**About this task:**
Only an exact, complete copy of the listing will serve as the answer.

• • • • •

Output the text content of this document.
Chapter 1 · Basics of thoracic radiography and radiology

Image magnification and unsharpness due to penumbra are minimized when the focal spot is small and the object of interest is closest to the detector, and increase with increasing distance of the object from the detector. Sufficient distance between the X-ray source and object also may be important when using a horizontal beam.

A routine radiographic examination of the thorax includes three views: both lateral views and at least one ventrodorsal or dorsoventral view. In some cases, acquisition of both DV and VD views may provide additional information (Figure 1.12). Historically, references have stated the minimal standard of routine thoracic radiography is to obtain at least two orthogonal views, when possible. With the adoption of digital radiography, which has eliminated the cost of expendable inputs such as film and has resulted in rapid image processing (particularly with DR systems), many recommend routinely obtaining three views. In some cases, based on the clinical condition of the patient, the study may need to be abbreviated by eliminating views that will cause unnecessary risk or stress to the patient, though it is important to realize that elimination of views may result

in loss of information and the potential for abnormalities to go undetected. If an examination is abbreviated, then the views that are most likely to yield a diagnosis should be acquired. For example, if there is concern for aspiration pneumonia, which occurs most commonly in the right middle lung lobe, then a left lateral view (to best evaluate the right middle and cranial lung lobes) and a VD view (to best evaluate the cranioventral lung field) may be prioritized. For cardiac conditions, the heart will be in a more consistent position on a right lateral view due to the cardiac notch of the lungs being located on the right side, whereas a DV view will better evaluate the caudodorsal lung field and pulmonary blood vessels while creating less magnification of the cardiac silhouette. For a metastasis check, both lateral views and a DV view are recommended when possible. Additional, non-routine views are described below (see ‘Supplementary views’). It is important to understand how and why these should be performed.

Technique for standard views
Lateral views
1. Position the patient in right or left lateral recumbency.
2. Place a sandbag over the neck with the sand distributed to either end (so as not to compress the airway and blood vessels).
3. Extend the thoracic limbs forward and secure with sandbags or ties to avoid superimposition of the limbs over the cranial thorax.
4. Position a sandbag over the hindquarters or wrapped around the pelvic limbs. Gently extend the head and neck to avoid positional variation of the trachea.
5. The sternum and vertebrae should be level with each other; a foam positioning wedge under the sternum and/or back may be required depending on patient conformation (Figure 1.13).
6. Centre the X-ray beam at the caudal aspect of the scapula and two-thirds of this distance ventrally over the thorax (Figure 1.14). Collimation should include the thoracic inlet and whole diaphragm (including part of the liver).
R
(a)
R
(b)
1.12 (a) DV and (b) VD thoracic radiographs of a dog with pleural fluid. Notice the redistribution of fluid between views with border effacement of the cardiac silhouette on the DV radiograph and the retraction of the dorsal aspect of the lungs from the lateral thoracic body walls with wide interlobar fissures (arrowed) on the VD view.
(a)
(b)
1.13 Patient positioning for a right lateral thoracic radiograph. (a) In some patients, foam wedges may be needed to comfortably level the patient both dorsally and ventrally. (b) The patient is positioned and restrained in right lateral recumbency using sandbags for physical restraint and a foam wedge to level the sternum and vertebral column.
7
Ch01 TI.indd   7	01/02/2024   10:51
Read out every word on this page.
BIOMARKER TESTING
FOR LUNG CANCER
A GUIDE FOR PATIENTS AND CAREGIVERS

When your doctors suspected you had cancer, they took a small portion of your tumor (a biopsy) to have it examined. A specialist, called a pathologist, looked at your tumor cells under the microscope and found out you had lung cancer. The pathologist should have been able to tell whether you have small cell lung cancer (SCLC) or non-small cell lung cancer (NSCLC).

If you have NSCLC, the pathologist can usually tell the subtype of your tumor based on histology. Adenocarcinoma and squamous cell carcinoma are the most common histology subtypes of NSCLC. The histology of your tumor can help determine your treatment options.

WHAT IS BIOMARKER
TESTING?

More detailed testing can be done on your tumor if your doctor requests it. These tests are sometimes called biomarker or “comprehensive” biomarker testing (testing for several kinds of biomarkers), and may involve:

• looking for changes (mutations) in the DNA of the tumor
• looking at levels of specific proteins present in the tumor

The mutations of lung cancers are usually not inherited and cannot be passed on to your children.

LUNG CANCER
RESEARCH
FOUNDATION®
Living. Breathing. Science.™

• • • • •

**Output for this task:**
Output the text content of this document.
Chapter 1 · Basics of thoracic radiography and radiology

Image magnification and unsharpness due to penumbra are minimized when the focal spot is small and the object of interest is closest to the detector, and increase with increasing distance of the object from the detector. Sufficient distance between the X-ray source and object also may be important when using a horizontal beam.

A routine radiographic examination of the thorax includes three views: both lateral views and at least one ventrodorsal or dorsoventral view. In some cases, acquisition of both DV and VD views may provide additional information (Figure 1.12). Historically, references have stated the minimal standard of routine thoracic radiography is to obtain at least two orthogonal views, when possible. With the adoption of digital radiography, which has eliminated the cost of expendable inputs such as film and has resulted in rapid image processing (particularly with DR systems), many recommend routinely obtaining three views. In some cases, based on the clinical condition of the patient, the study may need to be abbreviated by eliminating views that will cause unnecessary risk or stress to the patient, though it is important to realize that elimination of views may result

in loss of information and the potential for abnormalities to go undetected. If an examination is abbreviated, then the views that are most likely to yield a diagnosis should be acquired. For example, if there is concern for aspiration pneumonia, which occurs most commonly in the right middle lung lobe, then a left lateral view (to best evaluate the right middle and cranial lung lobes) and a VD view (to best evaluate the cranioventral lung field) may be prioritized. For cardiac conditions, the heart will be in a more consistent position on a right lateral view due to the cardiac notch of the lungs being located on the right side, whereas a DV view will better evaluate the caudodorsal lung field and pulmonary blood vessels while creating less magnification of the cardiac silhouette. For a metastasis check, both lateral views and a DV view are recommended when possible. Additional, non-routine views are described below (see ‘Supplementary views’). It is important to understand how and why these should be performed.

Technique for standard views
Lateral views
1. Position the patient in right or left lateral recumbency.
2. Place a sandbag over the neck with the sand distributed to either end (so as not to compress the airway and blood vessels).
3. Extend the thoracic limbs forward and secure with sandbags or ties to avoid superimposition of the limbs over the cranial thorax.
4. Position a sandbag over the hindquarters or wrapped around the pelvic limbs. Gently extend the head and neck to avoid positional variation of the trachea.
5. The sternum and vertebrae should be level with each other; a foam positioning wedge under the sternum and/or back may be required depending on patient conformation (Figure 1.13).
6. Centre the X-ray beam at the caudal aspect of the scapula and two-thirds of this distance ventrally over the thorax (Figure 1.14). Collimation should include the thoracic inlet and whole diaphragm (including part of the liver).
R
(a)
R
(b)
1.12 (a) DV and (b) VD thoracic radiographs of a dog with pleural fluid. Notice the redistribution of fluid between views with border effacement of the cardiac silhouette on the DV radiograph and the retraction of the dorsal aspect of the lungs from the lateral thoracic body walls with wide interlobar fissures (arrowed) on the VD view.
(a)
(b)
1.13 Patient positioning for a right lateral thoracic radiograph. (a) In some patients, foam wedges may be needed to comfortably level the patient both dorsally and ventrally. (b) The patient is positioned and restrained in right lateral recumbency using sandbags for physical restraint and a foam wedge to level the sternum and vertebral column.
7
Ch01 TI.indd   7	01/02/2024   10:51
Read out every word on this page.
BIOMARKER TESTING
FOR LUNG CANCER
A GUIDE FOR PATIENTS AND CAREGIVERS

When your doctors suspected you had cancer, they took a small portion of your tumor (a biopsy) to have it examined. A specialist, called a pathologist, looked at your tumor cells under the microscope and found out you had lung cancer. The pathologist should have been able to tell whether you have small cell lung cancer (SCLC) or non-small cell lung cancer (NSCLC).

If you have NSCLC, the pathologist can usually tell the subtype of your tumor based on histology. Adenocarcinoma and squamous cell carcinoma are the most common histology subtypes of NSCLC. The histology of your tumor can help determine your treatment options.

WHAT IS BIOMARKER
TESTING?

More detailed testing can be done on your tumor if your doctor requests it. These tests are sometimes called biomarker or “comprehensive” biomarker testing (testing for several kinds of biomarkers), and may involve:

• looking for changes (mutations) in the DNA of the tumor
• looking at levels of specific proteins present in the tumor

The mutations of lung cancers are usually not inherited and cannot be passed on to your children.

LUNG CANCER
RESEARCH
FOUNDATION®
Living. Breathing. Science.™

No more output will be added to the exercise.